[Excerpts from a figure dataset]
◇ ◇ ◇ ◇
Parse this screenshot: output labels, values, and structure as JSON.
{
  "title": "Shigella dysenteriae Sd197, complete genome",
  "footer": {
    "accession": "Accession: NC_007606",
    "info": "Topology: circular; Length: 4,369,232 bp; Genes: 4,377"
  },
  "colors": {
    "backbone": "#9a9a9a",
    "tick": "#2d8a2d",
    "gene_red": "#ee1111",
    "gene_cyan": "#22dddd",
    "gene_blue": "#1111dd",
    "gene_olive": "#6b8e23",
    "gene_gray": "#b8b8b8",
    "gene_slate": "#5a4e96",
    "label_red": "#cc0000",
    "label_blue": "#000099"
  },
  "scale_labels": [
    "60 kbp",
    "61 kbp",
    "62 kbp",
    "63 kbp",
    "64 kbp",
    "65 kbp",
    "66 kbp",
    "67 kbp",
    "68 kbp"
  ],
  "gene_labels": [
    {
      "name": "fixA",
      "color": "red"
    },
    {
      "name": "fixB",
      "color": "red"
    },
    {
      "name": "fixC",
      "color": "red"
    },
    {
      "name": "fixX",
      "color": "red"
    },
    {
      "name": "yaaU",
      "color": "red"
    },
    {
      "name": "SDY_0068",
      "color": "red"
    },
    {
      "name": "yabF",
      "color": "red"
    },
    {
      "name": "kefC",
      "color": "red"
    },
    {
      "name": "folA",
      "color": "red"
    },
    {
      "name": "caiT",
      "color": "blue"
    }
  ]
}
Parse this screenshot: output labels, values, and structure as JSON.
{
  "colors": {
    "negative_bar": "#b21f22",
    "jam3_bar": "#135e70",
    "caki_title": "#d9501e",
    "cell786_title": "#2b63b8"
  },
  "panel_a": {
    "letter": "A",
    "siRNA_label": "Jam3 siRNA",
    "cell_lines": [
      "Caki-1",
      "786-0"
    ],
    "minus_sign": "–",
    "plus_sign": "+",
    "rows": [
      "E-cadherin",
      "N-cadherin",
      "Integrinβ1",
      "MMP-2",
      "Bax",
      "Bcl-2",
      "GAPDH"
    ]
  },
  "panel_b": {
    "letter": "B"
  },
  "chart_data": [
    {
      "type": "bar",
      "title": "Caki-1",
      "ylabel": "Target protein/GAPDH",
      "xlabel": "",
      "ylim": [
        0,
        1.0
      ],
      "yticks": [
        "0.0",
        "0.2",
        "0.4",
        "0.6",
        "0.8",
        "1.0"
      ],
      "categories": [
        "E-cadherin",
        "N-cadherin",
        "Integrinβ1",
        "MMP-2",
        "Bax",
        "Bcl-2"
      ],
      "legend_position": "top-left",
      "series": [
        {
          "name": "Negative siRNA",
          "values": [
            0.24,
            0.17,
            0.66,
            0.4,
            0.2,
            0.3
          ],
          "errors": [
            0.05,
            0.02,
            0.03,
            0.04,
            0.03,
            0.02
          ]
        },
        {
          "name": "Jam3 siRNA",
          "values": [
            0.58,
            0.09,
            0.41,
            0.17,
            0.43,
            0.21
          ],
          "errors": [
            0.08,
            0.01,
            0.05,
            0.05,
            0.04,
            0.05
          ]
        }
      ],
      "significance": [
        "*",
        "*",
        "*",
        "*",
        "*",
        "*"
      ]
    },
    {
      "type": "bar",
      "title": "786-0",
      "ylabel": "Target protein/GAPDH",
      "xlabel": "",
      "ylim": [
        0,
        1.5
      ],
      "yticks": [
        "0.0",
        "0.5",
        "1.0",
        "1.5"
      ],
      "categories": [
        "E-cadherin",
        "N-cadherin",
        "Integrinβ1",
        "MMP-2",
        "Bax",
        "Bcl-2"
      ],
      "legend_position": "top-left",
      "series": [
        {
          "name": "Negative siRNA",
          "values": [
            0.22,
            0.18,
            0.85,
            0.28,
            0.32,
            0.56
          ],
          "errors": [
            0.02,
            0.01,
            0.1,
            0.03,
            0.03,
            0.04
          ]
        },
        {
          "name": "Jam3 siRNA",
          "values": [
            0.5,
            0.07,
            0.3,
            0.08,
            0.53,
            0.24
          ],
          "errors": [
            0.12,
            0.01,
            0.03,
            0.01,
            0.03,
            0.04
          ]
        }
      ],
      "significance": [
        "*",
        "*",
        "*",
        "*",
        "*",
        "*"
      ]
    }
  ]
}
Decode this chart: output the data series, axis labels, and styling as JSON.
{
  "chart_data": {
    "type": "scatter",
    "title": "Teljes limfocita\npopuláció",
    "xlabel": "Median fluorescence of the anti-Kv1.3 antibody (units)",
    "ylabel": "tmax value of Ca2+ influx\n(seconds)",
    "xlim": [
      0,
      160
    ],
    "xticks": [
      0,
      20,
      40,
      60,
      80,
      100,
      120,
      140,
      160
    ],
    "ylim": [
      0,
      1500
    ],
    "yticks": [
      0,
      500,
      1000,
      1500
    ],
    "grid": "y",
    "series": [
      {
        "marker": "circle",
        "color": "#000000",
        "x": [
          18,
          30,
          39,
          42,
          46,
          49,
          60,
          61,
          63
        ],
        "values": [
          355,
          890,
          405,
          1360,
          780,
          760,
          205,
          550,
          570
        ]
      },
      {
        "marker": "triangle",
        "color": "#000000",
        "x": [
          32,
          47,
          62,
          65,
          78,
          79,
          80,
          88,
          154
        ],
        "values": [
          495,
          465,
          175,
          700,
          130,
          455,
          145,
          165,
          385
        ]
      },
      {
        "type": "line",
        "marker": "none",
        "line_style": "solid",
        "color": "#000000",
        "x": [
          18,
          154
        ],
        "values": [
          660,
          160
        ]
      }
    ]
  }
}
◇ ◇ ◇ ◇
Work request:
Each record above is to be restated word for word.

Answer area:
Parse this screenshot: output labels, values, and structure as JSON.
{
  "title": "Shigella dysenteriae Sd197, complete genome",
  "footer": {
    "accession": "Accession: NC_007606",
    "info": "Topology: circular; Length: 4,369,232 bp; Genes: 4,377"
  },
  "colors": {
    "backbone": "#9a9a9a",
    "tick": "#2d8a2d",
    "gene_red": "#ee1111",
    "gene_cyan": "#22dddd",
    "gene_blue": "#1111dd",
    "gene_olive": "#6b8e23",
    "gene_gray": "#b8b8b8",
    "gene_slate": "#5a4e96",
    "label_red": "#cc0000",
    "label_blue": "#000099"
  },
  "scale_labels": [
    "60 kbp",
    "61 kbp",
    "62 kbp",
    "63 kbp",
    "64 kbp",
    "65 kbp",
    "66 kbp",
    "67 kbp",
    "68 kbp"
  ],
  "gene_labels": [
    {
      "name": "fixA",
      "color": "red"
    },
    {
      "name": "fixB",
      "color": "red"
    },
    {
      "name": "fixC",
      "color": "red"
    },
    {
      "name": "fixX",
      "color": "red"
    },
    {
      "name": "yaaU",
      "color": "red"
    },
    {
      "name": "SDY_0068",
      "color": "red"
    },
    {
      "name": "yabF",
      "color": "red"
    },
    {
      "name": "kefC",
      "color": "red"
    },
    {
      "name": "folA",
      "color": "red"
    },
    {
      "name": "caiT",
      "color": "blue"
    }
  ]
}
Parse this screenshot: output labels, values, and structure as JSON.
{
  "colors": {
    "negative_bar": "#b21f22",
    "jam3_bar": "#135e70",
    "caki_title": "#d9501e",
    "cell786_title": "#2b63b8"
  },
  "panel_a": {
    "letter": "A",
    "siRNA_label": "Jam3 siRNA",
    "cell_lines": [
      "Caki-1",
      "786-0"
    ],
    "minus_sign": "–",
    "plus_sign": "+",
    "rows": [
      "E-cadherin",
      "N-cadherin",
      "Integrinβ1",
      "MMP-2",
      "Bax",
      "Bcl-2",
      "GAPDH"
    ]
  },
  "panel_b": {
    "letter": "B"
  },
  "chart_data": [
    {
      "type": "bar",
      "title": "Caki-1",
      "ylabel": "Target protein/GAPDH",
      "xlabel": "",
      "ylim": [
        0,
        1.0
      ],
      "yticks": [
        "0.0",
        "0.2",
        "0.4",
        "0.6",
        "0.8",
        "1.0"
      ],
      "categories": [
        "E-cadherin",
        "N-cadherin",
        "Integrinβ1",
        "MMP-2",
        "Bax",
        "Bcl-2"
      ],
      "legend_position": "top-left",
      "series": [
        {
          "name": "Negative siRNA",
          "values": [
            0.24,
            0.17,
            0.66,
            0.4,
            0.2,
            0.3
          ],
          "errors": [
            0.05,
            0.02,
            0.03,
            0.04,
            0.03,
            0.02
          ]
        },
        {
          "name": "Jam3 siRNA",
          "values": [
            0.58,
            0.09,
            0.41,
            0.17,
            0.43,
            0.21
          ],
          "errors": [
            0.08,
            0.01,
            0.05,
            0.05,
            0.04,
            0.05
          ]
        }
      ],
      "significance": [
        "*",
        "*",
        "*",
        "*",
        "*",
        "*"
      ]
    },
    {
      "type": "bar",
      "title": "786-0",
      "ylabel": "Target protein/GAPDH",
      "xlabel": "",
      "ylim": [
        0,
        1.5
      ],
      "yticks": [
        "0.0",
        "0.5",
        "1.0",
        "1.5"
      ],
      "categories": [
        "E-cadherin",
        "N-cadherin",
        "Integrinβ1",
        "MMP-2",
        "Bax",
        "Bcl-2"
      ],
      "legend_position": "top-left",
      "series": [
        {
          "name": "Negative siRNA",
          "values": [
            0.22,
            0.18,
            0.85,
            0.28,
            0.32,
            0.56
          ],
          "errors": [
            0.02,
            0.01,
            0.1,
            0.03,
            0.03,
            0.04
          ]
        },
        {
          "name": "Jam3 siRNA",
          "values": [
            0.5,
            0.07,
            0.3,
            0.08,
            0.53,
            0.24
          ],
          "errors": [
            0.12,
            0.01,
            0.03,
            0.01,
            0.03,
            0.04
          ]
        }
      ],
      "significance": [
        "*",
        "*",
        "*",
        "*",
        "*",
        "*"
      ]
    }
  ]
}
Decode this chart: output the data series, axis labels, and styling as JSON.
{
  "chart_data": {
    "type": "scatter",
    "title": "Teljes limfocita\npopuláció",
    "xlabel": "Median fluorescence of the anti-Kv1.3 antibody (units)",
    "ylabel": "tmax value of Ca2+ influx\n(seconds)",
    "xlim": [
      0,
      160
    ],
    "xticks": [
      0,
      20,
      40,
      60,
      80,
      100,
      120,
      140,
      160
    ],
    "ylim": [
      0,
      1500
    ],
    "yticks": [
      0,
      500,
      1000,
      1500
    ],
    "grid": "y",
    "series": [
      {
        "marker": "circle",
        "color": "#000000",
        "x": [
          18,
          30,
          39,
          42,
          46,
          49,
          60,
          61,
          63
        ],
        "values": [
          355,
          890,
          405,
          1360,
          780,
          760,
          205,
          550,
          570
        ]
      },
      {
        "marker": "triangle",
        "color": "#000000",
        "x": [
          32,
          47,
          62,
          65,
          78,
          79,
          80,
          88,
          154
        ],
        "values": [
          495,
          465,
          175,
          700,
          130,
          455,
          145,
          165,
          385
        ]
      },
      {
        "type": "line",
        "marker": "none",
        "line_style": "solid",
        "color": "#000000",
        "x": [
          18,
          154
        ],
        "values": [
          660,
          160
        ]
      }
    ]
  }
}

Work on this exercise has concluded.